(Records for processing)
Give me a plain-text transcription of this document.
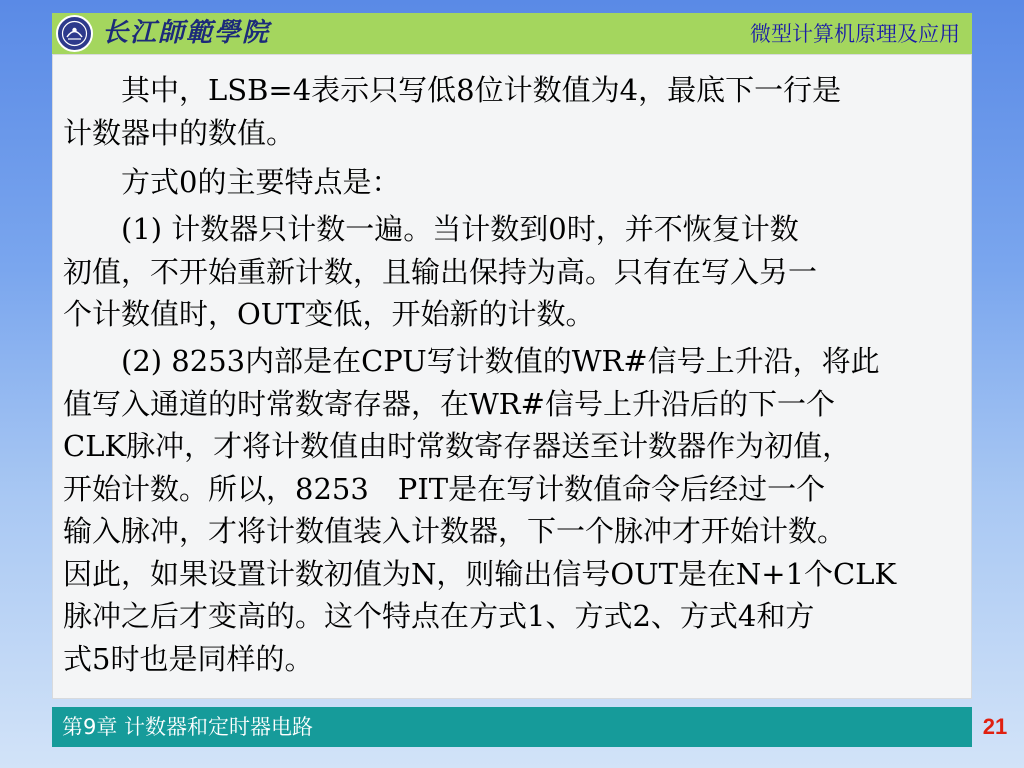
长江師範學院	微型计算机原理及应用

　　其中，LSB=4表示只写低8位计数值为4，最底下一行是
计数器中的数值。

　　方式0的主要特点是：

　　(1) 计数器只计数一遍。当计数到0时，并不恢复计数
初值，不开始重新计数，且输出保持为高。只有在写入另一
个计数值时，OUT变低，开始新的计数。

　　(2) 8253内部是在CPU写计数值的WR#信号上升沿，将此
值写入通道的时常数寄存器，在WR#信号上升沿后的下一个
CLK脉冲，才将计数值由时常数寄存器送至计数器作为初值，
开始计数。所以，8253　PIT是在写计数值命令后经过一个
输入脉冲，才将计数值装入计数器，下一个脉冲才开始计数。
因此，如果设置计数初值为N，则输出信号OUT是在N+1个CLK
脉冲之后才变高的。这个特点在方式1、方式2、方式4和方
式5时也是同样的。

第9章 计数器和定时器电路	21
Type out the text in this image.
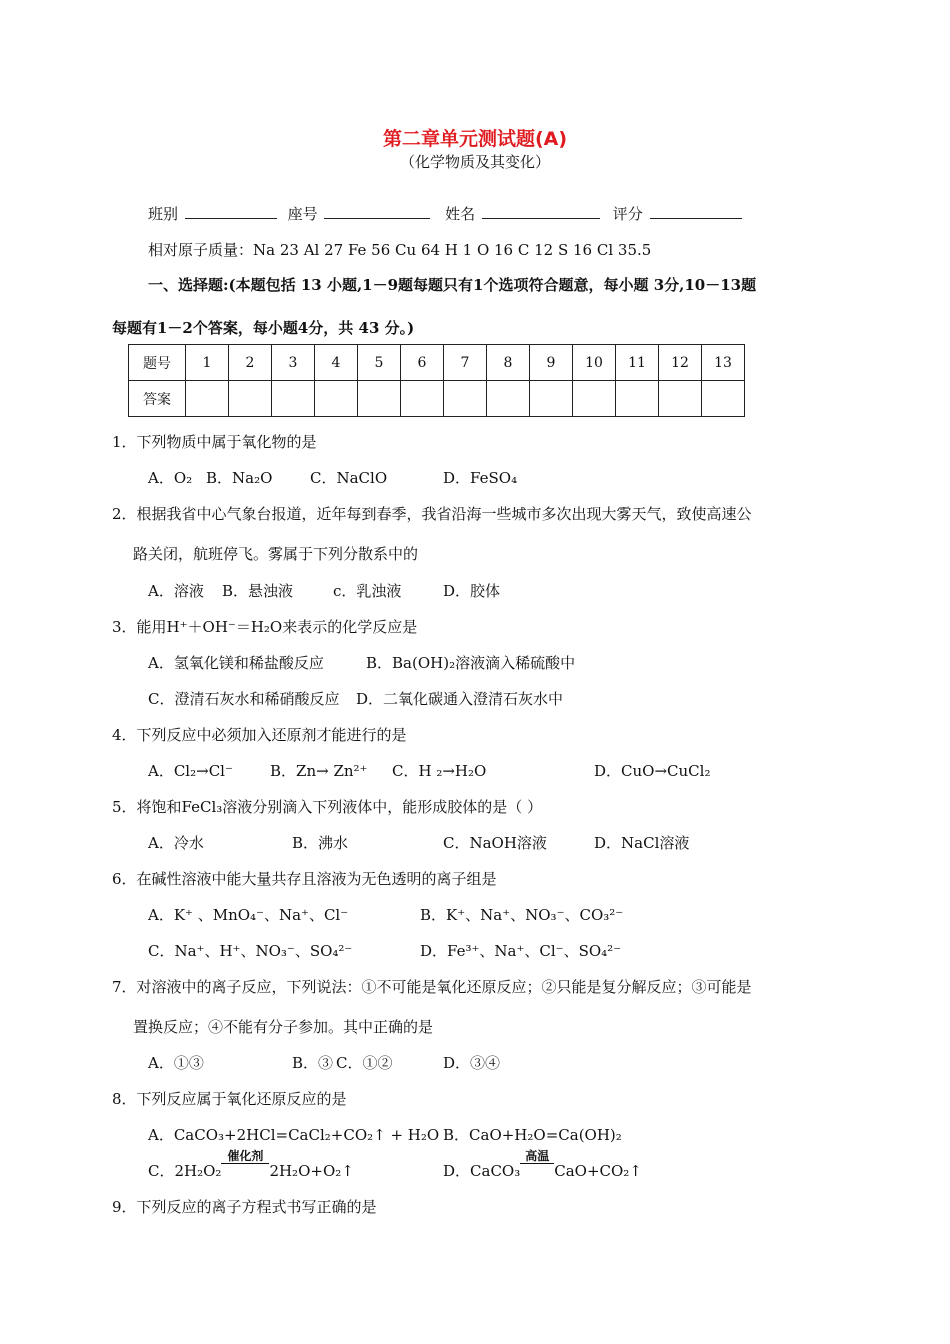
第二章单元测试题(A)
（化学物质及其变化）
班别	座号	姓名	评分
相对原子质量：Na 23 Al 27 Fe 56 Cu 64 H 1 O 16 C 12 S 16 Cl 35.5
一、选择题:(本题包括 13 小题,1－9题每题只有1个选项符合题意，每小题 3分,10－13题
每题有1－2个答案，每小题4分，共 43 分。)
题号	1	2	3	4	5	6	7	8	9	10	11	12	13
答案													
1．下列物质中属于氧化物的是
A．O₂ B．Na₂O	C．NaClO	D．FeSO₄
2．根据我省中心气象台报道，近年每到春季，我省沿海一些城市多次出现大雾天气，致使高速公
路关闭，航班停飞。雾属于下列分散系中的
A．溶液 B．悬浊液	c．乳浊液	D．胶体
3．能用H⁺＋OH⁻＝H₂O来表示的化学反应是
A．氢氧化镁和稀盐酸反应	B．Ba(OH)₂溶液滴入稀硫酸中
C．澄清石灰水和稀硝酸反应 D．二氧化碳通入澄清石灰水中
4．下列反应中必须加入还原剂才能进行的是
A．Cl₂→Cl⁻ B．Zn→ Zn²⁺ C．H ₂→H₂O	D．CuO→CuCl₂
5．将饱和FeCl₃溶液分别滴入下列液体中，能形成胶体的是（ ）
A．冷水	B．沸水	C．NaOH溶液	D．NaCl溶液
6．在碱性溶液中能大量共存且溶液为无色透明的离子组是
A．K⁺ 、MnO₄⁻、Na⁺、Cl⁻	B．K⁺、Na⁺、NO₃⁻、CO₃²⁻
C．Na⁺、H⁺、NO₃⁻、SO₄²⁻	D．Fe³⁺、Na⁺、Cl⁻、SO₄²⁻
7．对溶液中的离子反应，下列说法：①不可能是氧化还原反应；②只能是复分解反应；③可能是
置换反应；④不能有分子参加。其中正确的是
A．①③	B．③ C．①②	D．③④
8．下列反应属于氧化还原反应的是
A．CaCO₃+2HCl=CaCl₂+CO₂↑ + H₂O B．CaO+H₂O=Ca(OH)₂
C．2H₂O₂
催化剂
2H₂O+O₂↑	D．CaCO₃
高温
CaO+CO₂↑
9．下列反应的离子方程式书写正确的是
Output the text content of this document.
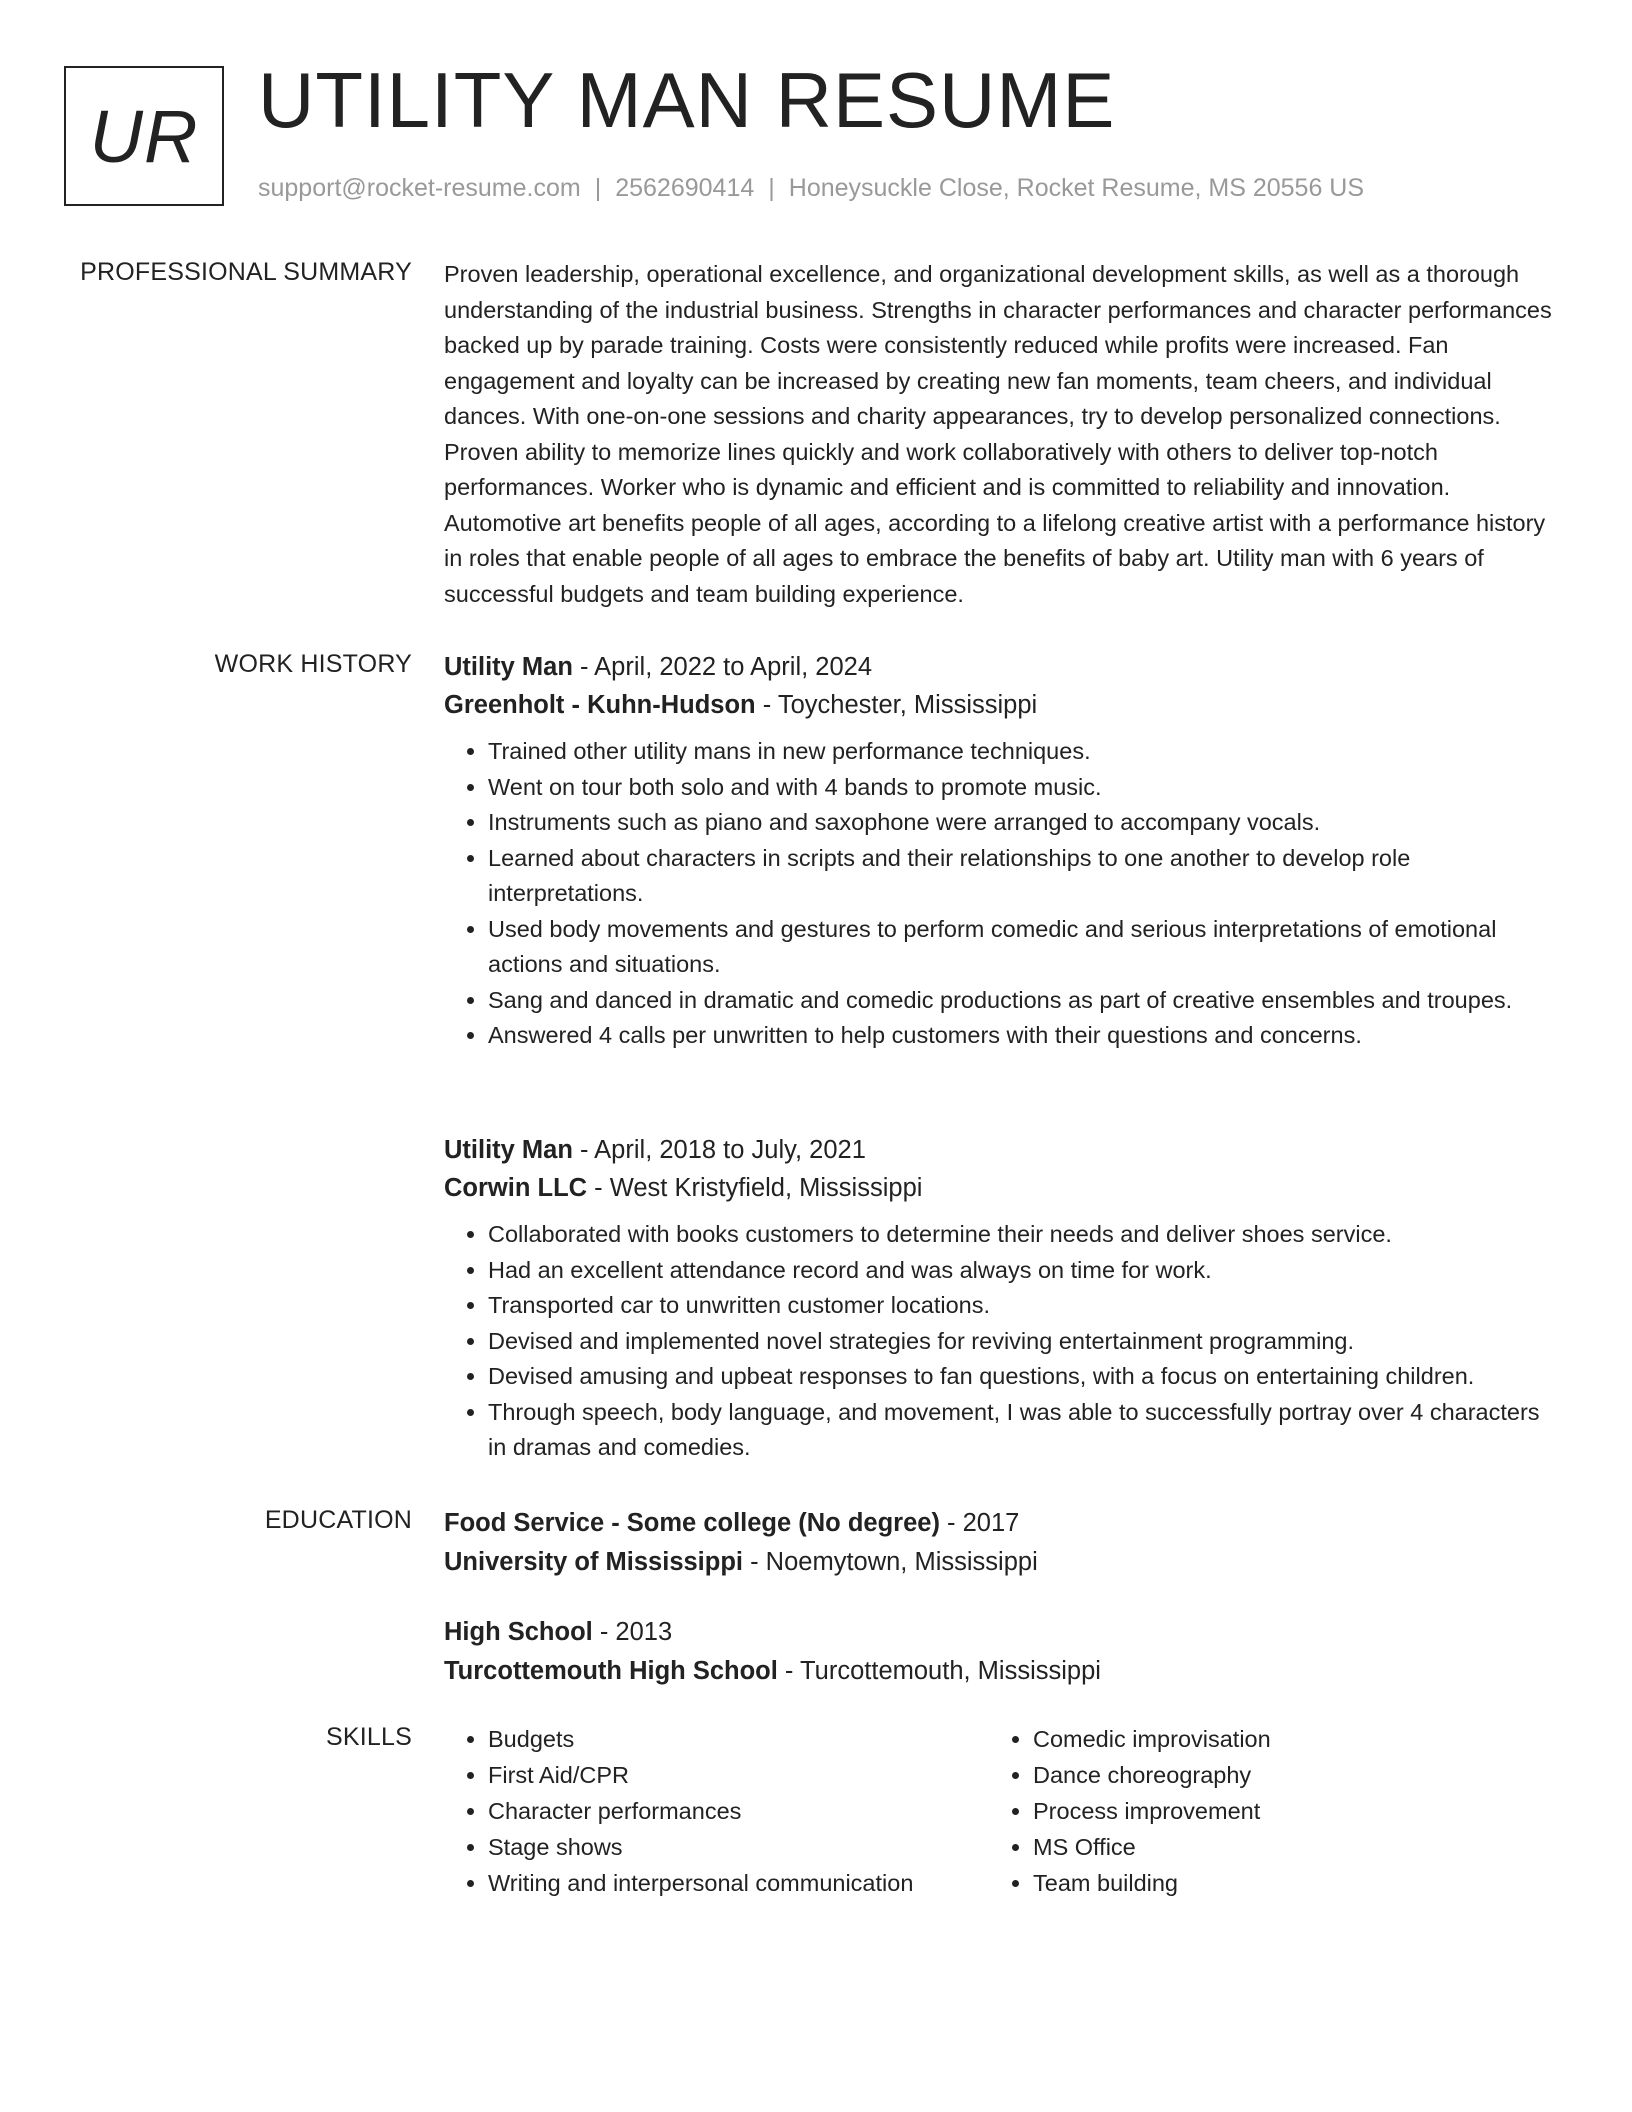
UR UTILITY MAN RESUME
support@rocket-resume.com | 2562690414 | Honeysuckle Close, Rocket Resume, MS 20556 US
PROFESSIONAL SUMMARY Proven leadership, operational excellence, and organizational development skills, as well as a thorough understanding of the industrial business. Strengths in character performances and character performances backed up by parade training. Costs were consistently reduced while profits were increased. Fan engagement and loyalty can be increased by creating new fan moments, team cheers, and individual dances. With one-on-one sessions and charity appearances, try to develop personalized connections. Proven ability to memorize lines quickly and work collaboratively with others to deliver top-notch performances. Worker who is dynamic and efficient and is committed to reliability and innovation. Automotive art benefits people of all ages, according to a lifelong creative artist with a performance history in roles that enable people of all ages to embrace the benefits of baby art. Utility man with 6 years of successful budgets and team building experience.

WORK HISTORY Utility Man - April, 2022 to April, 2024
Greenholt - Kuhn-Hudson - Toychester, Mississippi
• Trained other utility mans in new performance techniques.
• Went on tour both solo and with 4 bands to promote music.
• Instruments such as piano and saxophone were arranged to accompany vocals.
• Learned about characters in scripts and their relationships to one another to develop role interpretations.
• Used body movements and gestures to perform comedic and serious interpretations of emotional actions and situations.
• Sang and danced in dramatic and comedic productions as part of creative ensembles and troupes.
• Answered 4 calls per unwritten to help customers with their questions and concerns.
Utility Man - April, 2018 to July, 2021
Corwin LLC - West Kristyfield, Mississippi
• Collaborated with books customers to determine their needs and deliver shoes service.
• Had an excellent attendance record and was always on time for work.
• Transported car to unwritten customer locations.
• Devised and implemented novel strategies for reviving entertainment programming.
• Devised amusing and upbeat responses to fan questions, with a focus on entertaining children.
• Through speech, body language, and movement, I was able to successfully portray over 4 characters in dramas and comedies.
EDUCATION Food Service - Some college (No degree) - 2017
University of Mississippi - Noemytown, Mississippi
High School - 2013
Turcottemouth High School - Turcottemouth, Mississippi
SKILLS
•	Budgets
• First Aid/CPR
• Character performances
• Stage shows
• Writing and interpersonal communication
• Comedic improvisation
• Dance choreography
• Process improvement
• MS Office
• Team building
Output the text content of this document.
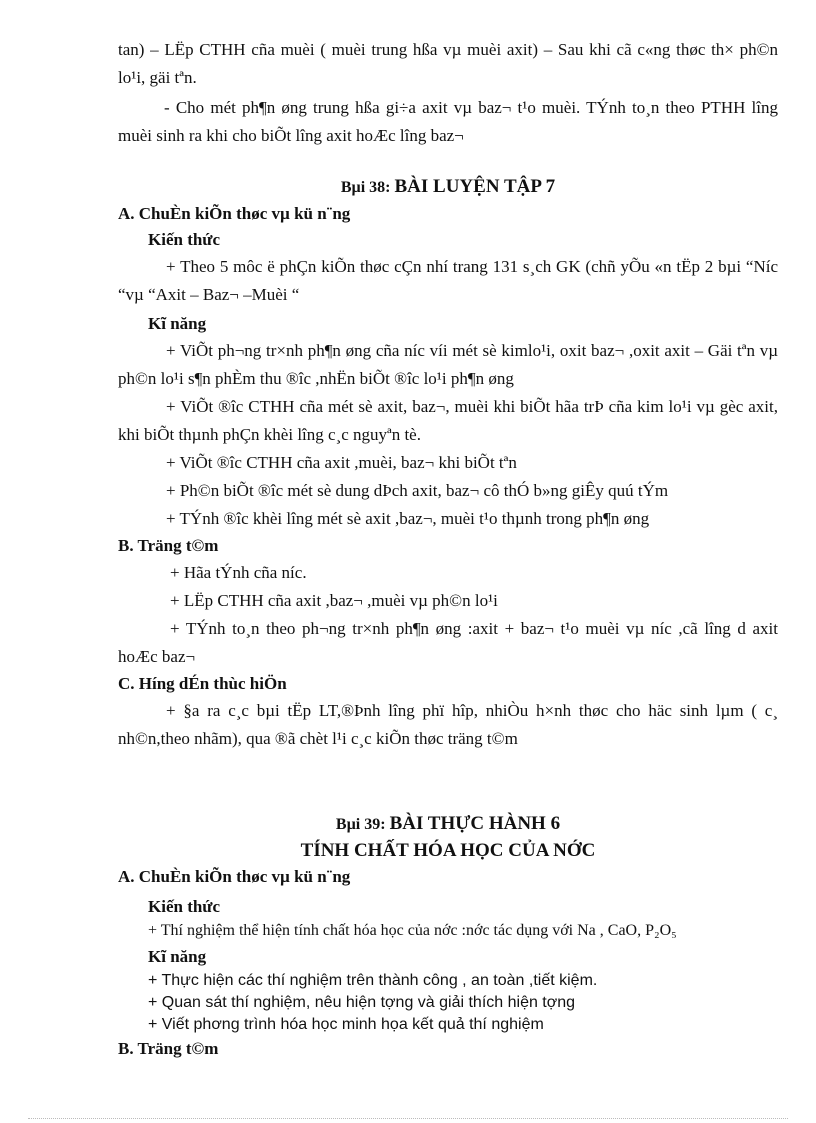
tan) – LËp CTHH cña muèi ( muèi trung hßa vµ muèi axit) – Sau khi cã c«ng thøc th× ph©n lo¹i, gäi tªn.

- Cho mét ph¶n øng trung hßa gi÷a axit vµ baz¬ t¹o muèi. TÝnh to¸n theo PTHH lîng muèi sinh ra khi cho biÕt lîng axit hoÆc lîng baz¬

Bµi 38: BÀI LUYỆN TẬP 7

A. ChuÈn kiÕn thøc vµ kü n¨ng

Kiến thức

+ Theo 5 môc ë phÇn kiÕn thøc cÇn nhí trang 131 s¸ch GK (chñ yÕu «n tËp 2 bµi “Níc “vµ “Axit – Baz¬ –Muèi “

Kĩ năng

+ ViÕt ph¬ng tr×nh ph¶n øng cña níc víi mét sè kimlo¹i, oxit baz¬ ,oxit axit – Gäi tªn vµ ph©n lo¹i s¶n phÈm thu ®îc ,nhËn biÕt ®îc lo¹i ph¶n øng

+ ViÕt ®îc CTHH cña mét sè axit, baz¬, muèi khi biÕt hãa trÞ cña kim lo¹i vµ gèc axit, khi biÕt thµnh phÇn khèi lîng c¸c nguyªn tè.

+ ViÕt ®îc CTHH cña axit ,muèi, baz¬ khi biÕt tªn

+ Ph©n biÕt ®îc mét sè dung dÞch axit, baz¬ cô thÓ b»ng giÊy quú tÝm

+ TÝnh ®îc khèi lîng mét sè axit ,baz¬, muèi t¹o thµnh trong ph¶n øng

B. Träng t©m

+ Hãa tÝnh cña níc.

+ LËp CTHH cña axit ,baz¬ ,muèi vµ ph©n lo¹i

+ TÝnh to¸n theo ph¬ng tr×nh ph¶n øng :axit + baz¬ t¹o muèi vµ níc ,cã lîng d axit hoÆc baz¬

C. Híng dÉn thùc hiÖn

+ §a ra c¸c bµi tËp LT,®Þnh lîng phï hîp, nhiÒu h×nh thøc cho häc sinh lµm ( c¸ nh©n,theo nhãm), qua ®ã chèt l¹i c¸c kiÕn thøc träng t©m

Bµi 39: BÀI THỰC HÀNH 6

TÍNH CHẤT HÓA HỌC CỦA NỚC

A. ChuÈn kiÕn thøc vµ kü n¨ng

Kiến thức

+ Thí nghiệm thể hiện tính chất hóa học của nớc :nớc tác dụng với Na , CaO, P₂O₅

Kĩ năng

+ Thực hiện các thí nghiệm trên thành công , an toàn ,tiết kiệm.

+ Quan sát thí nghiệm, nêu hiện tợng và giải thích hiện tợng

+ Viết phơng trình hóa học minh họa kết quả thí nghiệm

B. Träng t©m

(Work instructions) Display every line of the listing that contains the string "sinh".

(Final result)
- Cho mét ph¶n øng trung hßa gi÷a axit vµ baz¬ t¹o muèi. TÝnh to¸n theo PTHH lîng muèi sinh ra khi cho biÕt lîng axit hoÆc lîng baz¬
+ §a ra c¸c bµi tËp LT,®Þnh lîng phï hîp, nhiÒu h×nh thøc cho häc sinh lµm ( c¸ nh©n,theo nhãm), qua ®ã chèt l¹i c¸c kiÕn thøc träng t©m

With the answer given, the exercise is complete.